**TASK PROMPT:** Rename "chevron-right-icon" to "chevron-icon" in the records from the first line up to and including the line with "menu-item-copy-folder-path[interactable]: Copy Folder", and reproduce those lines with no other change.

┌──

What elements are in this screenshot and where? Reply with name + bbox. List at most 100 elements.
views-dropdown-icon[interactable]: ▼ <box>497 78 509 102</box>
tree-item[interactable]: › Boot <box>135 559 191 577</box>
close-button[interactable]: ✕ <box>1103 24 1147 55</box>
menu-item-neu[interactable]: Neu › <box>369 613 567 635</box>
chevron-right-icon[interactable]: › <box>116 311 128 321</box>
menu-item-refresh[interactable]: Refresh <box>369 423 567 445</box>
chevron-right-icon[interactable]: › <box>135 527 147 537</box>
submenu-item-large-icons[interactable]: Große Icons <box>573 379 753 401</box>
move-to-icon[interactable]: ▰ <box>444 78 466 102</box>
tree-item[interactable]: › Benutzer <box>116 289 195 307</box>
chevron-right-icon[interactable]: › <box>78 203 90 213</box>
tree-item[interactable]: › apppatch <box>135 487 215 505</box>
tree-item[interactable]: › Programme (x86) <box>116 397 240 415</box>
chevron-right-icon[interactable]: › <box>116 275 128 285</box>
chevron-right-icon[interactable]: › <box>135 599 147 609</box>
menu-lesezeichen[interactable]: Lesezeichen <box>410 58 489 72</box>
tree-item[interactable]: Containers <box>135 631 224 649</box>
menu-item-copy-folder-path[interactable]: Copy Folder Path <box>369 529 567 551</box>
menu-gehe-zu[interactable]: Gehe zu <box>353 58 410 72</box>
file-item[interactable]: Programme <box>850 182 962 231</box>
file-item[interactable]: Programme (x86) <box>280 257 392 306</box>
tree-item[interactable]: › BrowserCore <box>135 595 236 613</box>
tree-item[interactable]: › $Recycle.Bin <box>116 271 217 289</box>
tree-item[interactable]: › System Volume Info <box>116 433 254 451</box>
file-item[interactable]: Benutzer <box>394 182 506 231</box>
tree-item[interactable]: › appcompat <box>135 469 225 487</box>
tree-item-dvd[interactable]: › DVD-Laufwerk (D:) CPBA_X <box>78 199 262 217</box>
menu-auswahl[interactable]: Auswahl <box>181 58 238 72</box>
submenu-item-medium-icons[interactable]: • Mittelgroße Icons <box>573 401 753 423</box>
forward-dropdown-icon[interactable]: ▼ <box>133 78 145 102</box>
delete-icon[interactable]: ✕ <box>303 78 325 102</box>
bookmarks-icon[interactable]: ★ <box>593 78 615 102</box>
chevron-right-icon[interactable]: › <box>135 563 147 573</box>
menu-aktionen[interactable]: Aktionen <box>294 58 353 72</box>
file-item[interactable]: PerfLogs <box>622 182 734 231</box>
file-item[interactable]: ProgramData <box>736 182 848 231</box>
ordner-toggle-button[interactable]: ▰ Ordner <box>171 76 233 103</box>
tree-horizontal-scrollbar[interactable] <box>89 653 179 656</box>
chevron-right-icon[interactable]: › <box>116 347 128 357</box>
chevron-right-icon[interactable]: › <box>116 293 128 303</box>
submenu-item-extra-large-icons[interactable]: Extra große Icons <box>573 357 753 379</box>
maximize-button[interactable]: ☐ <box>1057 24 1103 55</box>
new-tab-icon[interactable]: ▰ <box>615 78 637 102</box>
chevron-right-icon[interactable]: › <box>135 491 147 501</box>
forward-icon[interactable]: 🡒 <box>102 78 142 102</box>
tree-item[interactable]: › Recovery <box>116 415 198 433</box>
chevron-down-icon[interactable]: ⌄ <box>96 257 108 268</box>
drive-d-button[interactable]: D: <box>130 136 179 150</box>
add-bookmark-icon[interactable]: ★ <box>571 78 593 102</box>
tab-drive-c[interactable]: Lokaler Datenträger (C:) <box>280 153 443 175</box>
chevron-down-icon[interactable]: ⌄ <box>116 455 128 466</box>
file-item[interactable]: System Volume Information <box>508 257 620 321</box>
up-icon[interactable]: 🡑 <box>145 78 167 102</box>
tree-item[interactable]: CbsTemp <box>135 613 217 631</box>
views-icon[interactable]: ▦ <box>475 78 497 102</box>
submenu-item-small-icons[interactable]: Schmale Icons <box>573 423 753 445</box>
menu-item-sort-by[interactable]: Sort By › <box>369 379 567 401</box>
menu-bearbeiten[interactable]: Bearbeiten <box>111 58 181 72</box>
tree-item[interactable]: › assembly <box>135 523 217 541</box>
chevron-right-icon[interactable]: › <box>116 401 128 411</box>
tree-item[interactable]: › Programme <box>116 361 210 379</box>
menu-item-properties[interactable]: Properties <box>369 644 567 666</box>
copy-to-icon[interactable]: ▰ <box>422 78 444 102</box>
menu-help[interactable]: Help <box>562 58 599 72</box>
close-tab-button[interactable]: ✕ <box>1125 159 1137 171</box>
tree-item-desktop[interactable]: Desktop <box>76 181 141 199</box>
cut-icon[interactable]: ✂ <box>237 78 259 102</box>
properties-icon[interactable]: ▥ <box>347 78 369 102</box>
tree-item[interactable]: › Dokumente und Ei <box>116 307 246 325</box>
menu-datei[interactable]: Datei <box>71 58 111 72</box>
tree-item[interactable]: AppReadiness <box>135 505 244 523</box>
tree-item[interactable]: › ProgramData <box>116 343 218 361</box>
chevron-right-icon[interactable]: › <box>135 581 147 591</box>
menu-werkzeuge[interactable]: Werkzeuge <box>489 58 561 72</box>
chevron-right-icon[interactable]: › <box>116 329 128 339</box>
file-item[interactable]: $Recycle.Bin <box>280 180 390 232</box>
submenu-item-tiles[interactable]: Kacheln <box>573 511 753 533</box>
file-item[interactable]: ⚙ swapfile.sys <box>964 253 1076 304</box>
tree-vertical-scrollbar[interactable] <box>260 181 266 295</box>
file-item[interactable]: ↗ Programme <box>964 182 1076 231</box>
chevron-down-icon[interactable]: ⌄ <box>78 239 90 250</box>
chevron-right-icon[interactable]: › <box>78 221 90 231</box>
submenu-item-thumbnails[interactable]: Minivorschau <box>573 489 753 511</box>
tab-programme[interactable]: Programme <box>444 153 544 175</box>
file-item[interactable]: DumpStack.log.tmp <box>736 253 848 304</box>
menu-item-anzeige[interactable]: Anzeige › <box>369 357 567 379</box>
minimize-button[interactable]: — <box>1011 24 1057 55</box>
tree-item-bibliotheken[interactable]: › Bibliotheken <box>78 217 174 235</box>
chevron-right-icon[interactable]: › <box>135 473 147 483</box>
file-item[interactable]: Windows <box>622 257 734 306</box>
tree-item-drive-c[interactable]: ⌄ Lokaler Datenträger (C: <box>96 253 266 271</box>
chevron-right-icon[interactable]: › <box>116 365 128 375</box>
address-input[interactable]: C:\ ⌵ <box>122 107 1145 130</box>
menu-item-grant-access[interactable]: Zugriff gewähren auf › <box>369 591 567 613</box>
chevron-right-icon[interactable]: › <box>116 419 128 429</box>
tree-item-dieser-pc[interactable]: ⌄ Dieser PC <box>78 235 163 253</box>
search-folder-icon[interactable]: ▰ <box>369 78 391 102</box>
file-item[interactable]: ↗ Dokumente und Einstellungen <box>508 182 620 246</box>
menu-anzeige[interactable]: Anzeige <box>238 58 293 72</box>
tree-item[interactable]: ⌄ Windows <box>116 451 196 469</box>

└──

**THE SOLUTION:**
What elements are in this screenshot and where? Reply with name + bbox. List at most 100 elements.
views-dropdown-icon[interactable]: ▼ <box>497 78 509 102</box>
tree-item[interactable]: › Boot <box>135 559 191 577</box>
close-button[interactable]: ✕ <box>1103 24 1147 55</box>
menu-item-neu[interactable]: Neu › <box>369 613 567 635</box>
chevron-icon[interactable]: › <box>116 311 128 321</box>
menu-item-refresh[interactable]: Refresh <box>369 423 567 445</box>
chevron-icon[interactable]: › <box>135 527 147 537</box>
submenu-item-large-icons[interactable]: Große Icons <box>573 379 753 401</box>
move-to-icon[interactable]: ▰ <box>444 78 466 102</box>
tree-item[interactable]: › Benutzer <box>116 289 195 307</box>
chevron-icon[interactable]: › <box>78 203 90 213</box>
tree-item[interactable]: › apppatch <box>135 487 215 505</box>
tree-item[interactable]: › Programme (x86) <box>116 397 240 415</box>
chevron-icon[interactable]: › <box>116 275 128 285</box>
chevron-icon[interactable]: › <box>135 599 147 609</box>
menu-lesezeichen[interactable]: Lesezeichen <box>410 58 489 72</box>
tree-item[interactable]: Containers <box>135 631 224 649</box>
menu-item-copy-folder-path[interactable]: Copy Folder Path <box>369 529 567 551</box>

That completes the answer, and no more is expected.